Work instructions: Leave out any pictures and transcribe all other data below exactly.

══ Extracted data

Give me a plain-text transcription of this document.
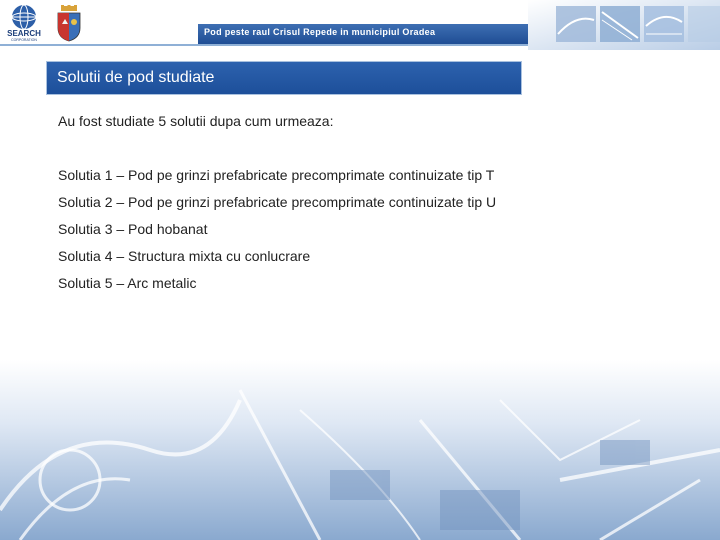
SEARCH
CORPORATION
Pod peste raul Crisul Repede in municipiul Oradea
Solutii de pod studiate
Au fost studiate 5 solutii dupa cum urmeaza:
Solutia 1 – Pod pe grinzi prefabricate precomprimate continuizate tip T
Solutia 2 – Pod pe grinzi prefabricate precomprimate continuizate tip U
Solutia 3 – Pod hobanat
Solutia 4 – Structura mixta cu conlucrare
Solutia 5 – Arc metalic
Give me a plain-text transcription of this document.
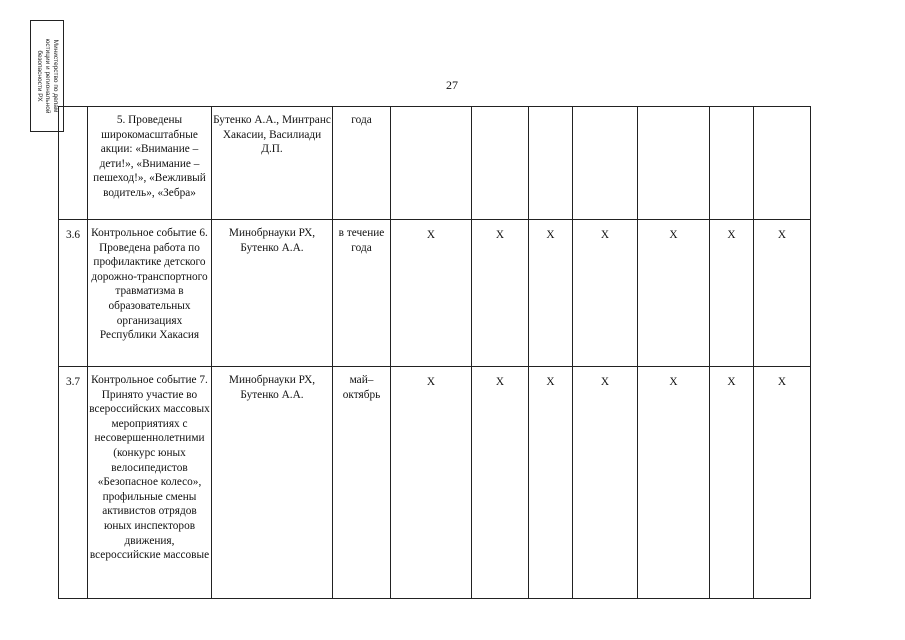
Министерство по делам
юстиции и региональной
безопасности РХ	27
	5. Проведены широкомасштабные акции: «Внимание – дети!», «Внимание – пешеход!», «Вежливый водитель», «Зебра»	Бутенко А.А., Минтранс Хакасии, Василиади Д.П.	года							
3.6	Контрольное событие 6. Проведена работа по профилактике детского дорожно-транспортного травматизма в образовательных организациях Республики Хакасия	Минобрнауки РХ, Бутенко А.А.	в течение года	Х	Х	Х	Х	Х	Х	Х
3.7	Контрольное событие 7. Принято участие во всероссийских массовых мероприятиях с несовершеннолетними (конкурс юных велосипедистов «Безопасное колесо», профильные смены активистов отрядов юных инспекторов движения, всероссийские массовые	Минобрнауки РХ, Бутенко А.А.	май–октябрь	Х	Х	Х	Х	Х	Х	Х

════

Solution to this exercise:
Give me a plain-text transcription of this document.
SEARCH
CORPORATION
Pod peste raul Crisul Repede in municipiul Oradea
Solutii de pod studiate
Au fost studiate 5 solutii dupa cum urmeaza:
Solutia 1 – Pod pe grinzi prefabricate precomprimate continuizate tip T
Solutia 2 – Pod pe grinzi prefabricate precomprimate continuizate tip U
Solutia 3 – Pod hobanat
Solutia 4 – Structura mixta cu conlucrare
Solutia 5 – Arc metalic
Give me a plain-text transcription of this document.
Министерство по делам
юстиции и региональной
безопасности РХ	27
	5. Проведены широкомасштабные акции: «Внимание – дети!», «Внимание – пешеход!», «Вежливый водитель», «Зебра»	Бутенко А.А., Минтранс Хакасии, Василиади Д.П.	года							
3.6	Контрольное событие 6. Проведена работа по профилактике детского дорожно-транспортного травматизма в образовательных организациях Республики Хакасия	Минобрнауки РХ, Бутенко А.А.	в течение года	Х	Х	Х	Х	Х	Х	Х
3.7	Контрольное событие 7. Принято участие во всероссийских массовых мероприятиях с несовершеннолетними (конкурс юных велосипедистов «Безопасное колесо», профильные смены активистов отрядов юных инспекторов движения, всероссийские массовые	Минобрнауки РХ, Бутенко А.А.	май–октябрь	Х	Х	Х	Х	Х	Х	Х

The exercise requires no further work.